**Work to do:**
Find and copy lines holding "tree".

[BEGIN Stored rows]

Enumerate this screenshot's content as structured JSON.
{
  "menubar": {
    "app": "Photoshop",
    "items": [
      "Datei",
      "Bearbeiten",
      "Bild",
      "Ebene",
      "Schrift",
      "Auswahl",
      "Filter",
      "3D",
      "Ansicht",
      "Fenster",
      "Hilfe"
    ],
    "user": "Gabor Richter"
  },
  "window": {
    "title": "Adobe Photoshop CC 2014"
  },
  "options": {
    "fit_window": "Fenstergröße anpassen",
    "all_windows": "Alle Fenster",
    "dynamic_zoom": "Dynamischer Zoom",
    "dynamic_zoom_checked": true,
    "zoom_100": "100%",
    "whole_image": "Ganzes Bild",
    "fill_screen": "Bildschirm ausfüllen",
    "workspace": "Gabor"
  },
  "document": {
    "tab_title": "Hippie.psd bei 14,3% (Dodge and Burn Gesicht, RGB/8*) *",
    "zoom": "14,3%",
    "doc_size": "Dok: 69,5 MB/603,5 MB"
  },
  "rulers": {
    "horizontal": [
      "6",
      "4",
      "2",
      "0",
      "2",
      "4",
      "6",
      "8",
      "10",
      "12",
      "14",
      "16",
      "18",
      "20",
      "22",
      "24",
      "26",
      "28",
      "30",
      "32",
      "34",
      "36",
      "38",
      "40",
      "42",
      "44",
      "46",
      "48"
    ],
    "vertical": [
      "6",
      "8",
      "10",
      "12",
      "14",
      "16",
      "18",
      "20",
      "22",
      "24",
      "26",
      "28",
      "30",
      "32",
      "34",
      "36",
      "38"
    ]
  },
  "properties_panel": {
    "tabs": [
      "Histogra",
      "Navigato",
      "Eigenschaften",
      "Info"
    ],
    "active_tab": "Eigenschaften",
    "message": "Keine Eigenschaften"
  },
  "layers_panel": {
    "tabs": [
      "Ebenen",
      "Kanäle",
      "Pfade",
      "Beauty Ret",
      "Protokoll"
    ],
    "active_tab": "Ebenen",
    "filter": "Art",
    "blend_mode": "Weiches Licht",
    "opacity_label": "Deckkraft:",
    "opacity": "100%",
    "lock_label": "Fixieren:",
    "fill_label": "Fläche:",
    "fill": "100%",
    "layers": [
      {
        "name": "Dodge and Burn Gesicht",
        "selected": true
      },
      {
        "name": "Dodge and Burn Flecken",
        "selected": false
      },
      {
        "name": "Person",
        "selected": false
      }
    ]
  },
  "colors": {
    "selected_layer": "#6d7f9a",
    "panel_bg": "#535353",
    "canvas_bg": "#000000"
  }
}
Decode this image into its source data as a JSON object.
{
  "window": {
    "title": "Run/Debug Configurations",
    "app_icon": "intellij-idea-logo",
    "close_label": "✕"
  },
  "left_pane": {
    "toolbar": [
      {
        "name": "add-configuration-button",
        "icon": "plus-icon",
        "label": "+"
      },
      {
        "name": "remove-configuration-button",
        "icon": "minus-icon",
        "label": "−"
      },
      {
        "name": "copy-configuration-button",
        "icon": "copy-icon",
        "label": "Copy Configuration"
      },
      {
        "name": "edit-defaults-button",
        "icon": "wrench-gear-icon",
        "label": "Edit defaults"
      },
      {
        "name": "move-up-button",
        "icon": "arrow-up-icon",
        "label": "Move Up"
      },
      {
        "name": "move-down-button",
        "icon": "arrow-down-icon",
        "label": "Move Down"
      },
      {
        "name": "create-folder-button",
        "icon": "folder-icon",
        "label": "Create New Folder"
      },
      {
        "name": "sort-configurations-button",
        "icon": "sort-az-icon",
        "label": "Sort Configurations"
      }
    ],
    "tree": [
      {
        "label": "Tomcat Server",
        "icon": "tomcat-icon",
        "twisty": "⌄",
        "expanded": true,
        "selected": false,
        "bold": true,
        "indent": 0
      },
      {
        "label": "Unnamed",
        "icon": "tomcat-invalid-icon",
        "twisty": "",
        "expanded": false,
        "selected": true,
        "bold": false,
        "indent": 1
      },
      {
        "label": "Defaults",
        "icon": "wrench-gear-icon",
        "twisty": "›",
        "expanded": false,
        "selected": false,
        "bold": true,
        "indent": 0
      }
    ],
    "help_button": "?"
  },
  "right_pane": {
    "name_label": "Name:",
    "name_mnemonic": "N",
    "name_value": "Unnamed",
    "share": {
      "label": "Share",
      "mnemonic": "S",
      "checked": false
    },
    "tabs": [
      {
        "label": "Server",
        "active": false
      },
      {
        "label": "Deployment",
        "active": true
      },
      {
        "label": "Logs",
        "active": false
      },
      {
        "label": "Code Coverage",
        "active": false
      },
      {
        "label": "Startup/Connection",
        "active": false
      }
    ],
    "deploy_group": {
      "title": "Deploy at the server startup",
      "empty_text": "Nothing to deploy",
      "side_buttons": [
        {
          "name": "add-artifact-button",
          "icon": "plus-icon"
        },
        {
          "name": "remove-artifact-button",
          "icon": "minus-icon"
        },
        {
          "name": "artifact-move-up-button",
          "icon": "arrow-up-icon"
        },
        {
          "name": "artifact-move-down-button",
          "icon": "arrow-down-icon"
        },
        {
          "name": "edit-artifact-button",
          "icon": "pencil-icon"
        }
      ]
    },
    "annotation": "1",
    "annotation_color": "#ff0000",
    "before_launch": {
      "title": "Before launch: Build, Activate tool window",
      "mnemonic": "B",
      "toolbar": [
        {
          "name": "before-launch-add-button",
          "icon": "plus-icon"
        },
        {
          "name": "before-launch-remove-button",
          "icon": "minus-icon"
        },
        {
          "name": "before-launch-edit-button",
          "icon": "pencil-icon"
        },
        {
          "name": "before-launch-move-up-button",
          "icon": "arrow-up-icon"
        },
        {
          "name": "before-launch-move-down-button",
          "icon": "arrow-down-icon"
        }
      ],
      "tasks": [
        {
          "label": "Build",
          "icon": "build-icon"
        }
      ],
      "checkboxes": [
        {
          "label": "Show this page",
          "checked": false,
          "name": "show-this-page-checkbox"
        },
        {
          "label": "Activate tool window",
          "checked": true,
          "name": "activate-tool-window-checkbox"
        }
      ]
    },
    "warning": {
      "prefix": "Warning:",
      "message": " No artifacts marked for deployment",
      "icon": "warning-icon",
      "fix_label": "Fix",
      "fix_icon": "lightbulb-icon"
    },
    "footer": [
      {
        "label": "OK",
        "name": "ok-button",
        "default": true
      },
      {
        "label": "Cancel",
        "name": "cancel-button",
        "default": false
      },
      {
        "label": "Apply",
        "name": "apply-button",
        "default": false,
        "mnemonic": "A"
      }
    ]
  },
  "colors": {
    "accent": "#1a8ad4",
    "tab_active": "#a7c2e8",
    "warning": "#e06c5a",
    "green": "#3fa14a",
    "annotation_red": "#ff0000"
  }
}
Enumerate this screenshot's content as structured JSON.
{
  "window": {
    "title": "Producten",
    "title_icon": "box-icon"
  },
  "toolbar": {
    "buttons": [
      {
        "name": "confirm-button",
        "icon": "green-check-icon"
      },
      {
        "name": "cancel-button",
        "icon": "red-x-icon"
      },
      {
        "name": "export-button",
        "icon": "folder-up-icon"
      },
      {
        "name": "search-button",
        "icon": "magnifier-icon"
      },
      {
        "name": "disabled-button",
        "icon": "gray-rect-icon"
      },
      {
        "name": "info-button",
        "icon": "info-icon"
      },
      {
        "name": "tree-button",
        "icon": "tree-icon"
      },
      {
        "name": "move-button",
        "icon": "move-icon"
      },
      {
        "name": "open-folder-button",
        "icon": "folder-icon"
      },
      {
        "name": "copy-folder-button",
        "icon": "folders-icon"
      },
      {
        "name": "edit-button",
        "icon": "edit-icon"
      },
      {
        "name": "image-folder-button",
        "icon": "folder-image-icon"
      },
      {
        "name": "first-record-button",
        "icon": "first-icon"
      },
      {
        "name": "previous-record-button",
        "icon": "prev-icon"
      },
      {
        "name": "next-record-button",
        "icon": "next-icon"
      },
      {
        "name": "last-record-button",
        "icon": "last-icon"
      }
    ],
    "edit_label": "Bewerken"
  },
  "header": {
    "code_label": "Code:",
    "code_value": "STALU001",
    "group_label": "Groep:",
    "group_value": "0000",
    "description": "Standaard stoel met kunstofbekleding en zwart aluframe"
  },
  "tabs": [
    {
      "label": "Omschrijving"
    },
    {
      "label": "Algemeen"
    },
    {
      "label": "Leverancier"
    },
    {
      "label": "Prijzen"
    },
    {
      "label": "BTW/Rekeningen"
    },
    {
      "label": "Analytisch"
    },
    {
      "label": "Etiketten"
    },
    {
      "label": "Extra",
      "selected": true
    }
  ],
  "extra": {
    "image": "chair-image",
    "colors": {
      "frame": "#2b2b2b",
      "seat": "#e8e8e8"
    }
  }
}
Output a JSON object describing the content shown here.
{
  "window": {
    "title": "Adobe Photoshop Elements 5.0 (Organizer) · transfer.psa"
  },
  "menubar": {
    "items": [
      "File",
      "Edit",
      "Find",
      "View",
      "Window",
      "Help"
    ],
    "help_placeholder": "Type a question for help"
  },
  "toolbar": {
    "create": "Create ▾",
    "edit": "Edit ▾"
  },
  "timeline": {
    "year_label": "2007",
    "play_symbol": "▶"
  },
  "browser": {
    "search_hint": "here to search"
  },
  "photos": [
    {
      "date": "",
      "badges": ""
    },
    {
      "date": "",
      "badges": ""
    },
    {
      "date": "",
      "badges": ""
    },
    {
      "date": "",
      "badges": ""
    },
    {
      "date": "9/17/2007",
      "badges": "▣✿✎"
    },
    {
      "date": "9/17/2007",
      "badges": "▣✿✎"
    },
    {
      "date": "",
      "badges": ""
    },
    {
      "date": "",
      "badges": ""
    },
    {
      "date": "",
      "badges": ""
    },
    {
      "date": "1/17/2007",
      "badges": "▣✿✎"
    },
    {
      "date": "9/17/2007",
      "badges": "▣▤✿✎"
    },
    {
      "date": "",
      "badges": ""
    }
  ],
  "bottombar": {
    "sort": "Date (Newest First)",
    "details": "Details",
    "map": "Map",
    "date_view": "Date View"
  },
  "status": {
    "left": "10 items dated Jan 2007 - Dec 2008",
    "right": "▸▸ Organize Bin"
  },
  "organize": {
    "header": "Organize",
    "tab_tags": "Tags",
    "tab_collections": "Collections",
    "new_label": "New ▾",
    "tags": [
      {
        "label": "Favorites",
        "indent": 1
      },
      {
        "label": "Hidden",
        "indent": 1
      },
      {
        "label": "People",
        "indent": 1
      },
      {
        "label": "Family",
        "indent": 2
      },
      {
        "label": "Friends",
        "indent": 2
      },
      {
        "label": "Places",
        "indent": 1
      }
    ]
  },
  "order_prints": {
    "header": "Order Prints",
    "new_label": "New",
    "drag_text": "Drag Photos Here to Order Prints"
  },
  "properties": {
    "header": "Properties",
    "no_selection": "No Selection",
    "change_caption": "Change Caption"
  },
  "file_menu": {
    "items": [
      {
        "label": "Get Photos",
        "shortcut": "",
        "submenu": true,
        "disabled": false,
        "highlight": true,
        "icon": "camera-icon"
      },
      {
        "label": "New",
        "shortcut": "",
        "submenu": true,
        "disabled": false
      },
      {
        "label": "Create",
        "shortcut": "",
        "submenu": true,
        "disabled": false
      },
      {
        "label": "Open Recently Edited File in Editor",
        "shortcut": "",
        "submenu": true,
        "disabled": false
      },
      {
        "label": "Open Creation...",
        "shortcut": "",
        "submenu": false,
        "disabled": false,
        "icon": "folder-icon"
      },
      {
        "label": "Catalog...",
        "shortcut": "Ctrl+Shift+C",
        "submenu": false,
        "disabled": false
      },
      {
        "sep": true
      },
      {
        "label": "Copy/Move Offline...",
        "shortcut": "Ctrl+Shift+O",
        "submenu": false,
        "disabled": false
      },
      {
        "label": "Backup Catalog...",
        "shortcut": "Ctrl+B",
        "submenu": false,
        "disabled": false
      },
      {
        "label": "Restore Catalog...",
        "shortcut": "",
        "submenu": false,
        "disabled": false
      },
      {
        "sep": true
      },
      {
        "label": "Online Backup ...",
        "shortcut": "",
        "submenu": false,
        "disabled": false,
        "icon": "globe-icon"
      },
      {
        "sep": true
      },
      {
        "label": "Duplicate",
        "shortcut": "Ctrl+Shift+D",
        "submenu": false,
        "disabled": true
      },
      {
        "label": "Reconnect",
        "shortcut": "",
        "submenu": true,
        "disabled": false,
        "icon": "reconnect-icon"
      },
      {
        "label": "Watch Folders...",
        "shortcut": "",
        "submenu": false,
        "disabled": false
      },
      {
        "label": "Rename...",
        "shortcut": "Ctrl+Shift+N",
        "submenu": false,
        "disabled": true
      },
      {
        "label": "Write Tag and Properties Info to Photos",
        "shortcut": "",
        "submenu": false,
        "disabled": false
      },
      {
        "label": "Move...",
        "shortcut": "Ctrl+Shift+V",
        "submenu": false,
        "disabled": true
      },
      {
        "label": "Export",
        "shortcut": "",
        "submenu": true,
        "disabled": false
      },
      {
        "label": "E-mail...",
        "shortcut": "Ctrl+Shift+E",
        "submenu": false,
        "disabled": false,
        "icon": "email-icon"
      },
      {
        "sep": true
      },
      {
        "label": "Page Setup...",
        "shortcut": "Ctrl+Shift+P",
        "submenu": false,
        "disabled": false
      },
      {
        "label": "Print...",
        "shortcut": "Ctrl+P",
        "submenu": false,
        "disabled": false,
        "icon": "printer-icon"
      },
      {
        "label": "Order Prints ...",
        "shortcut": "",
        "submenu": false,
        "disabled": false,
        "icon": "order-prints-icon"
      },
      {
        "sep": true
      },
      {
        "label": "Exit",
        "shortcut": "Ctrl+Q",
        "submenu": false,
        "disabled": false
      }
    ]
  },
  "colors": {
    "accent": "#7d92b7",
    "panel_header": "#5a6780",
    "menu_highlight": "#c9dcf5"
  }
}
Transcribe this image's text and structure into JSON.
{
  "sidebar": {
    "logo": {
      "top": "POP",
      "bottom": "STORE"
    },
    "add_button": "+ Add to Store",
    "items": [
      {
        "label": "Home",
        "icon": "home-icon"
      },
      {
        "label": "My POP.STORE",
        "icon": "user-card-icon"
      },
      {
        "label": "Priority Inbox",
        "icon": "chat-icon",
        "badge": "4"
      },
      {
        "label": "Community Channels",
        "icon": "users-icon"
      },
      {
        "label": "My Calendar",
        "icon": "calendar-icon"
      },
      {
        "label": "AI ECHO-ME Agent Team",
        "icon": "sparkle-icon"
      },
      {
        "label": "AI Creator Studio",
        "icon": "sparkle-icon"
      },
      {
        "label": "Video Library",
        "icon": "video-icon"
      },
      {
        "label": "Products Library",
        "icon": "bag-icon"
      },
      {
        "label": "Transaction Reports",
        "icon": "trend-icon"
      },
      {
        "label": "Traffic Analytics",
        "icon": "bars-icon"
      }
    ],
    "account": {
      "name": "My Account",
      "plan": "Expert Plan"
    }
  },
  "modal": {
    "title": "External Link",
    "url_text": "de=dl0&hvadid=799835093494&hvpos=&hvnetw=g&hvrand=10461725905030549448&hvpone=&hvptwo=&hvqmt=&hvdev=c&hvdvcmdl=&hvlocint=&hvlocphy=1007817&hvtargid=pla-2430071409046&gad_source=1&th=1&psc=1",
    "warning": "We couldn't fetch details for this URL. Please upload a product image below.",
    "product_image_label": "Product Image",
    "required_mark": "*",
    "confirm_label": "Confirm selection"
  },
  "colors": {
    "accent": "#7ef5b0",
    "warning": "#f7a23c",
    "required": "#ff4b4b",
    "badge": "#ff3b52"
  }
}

[END Stored rows]

**Exercise output:**
    "tree": [
        "name": "tree-button",
        "icon": "tree-icon"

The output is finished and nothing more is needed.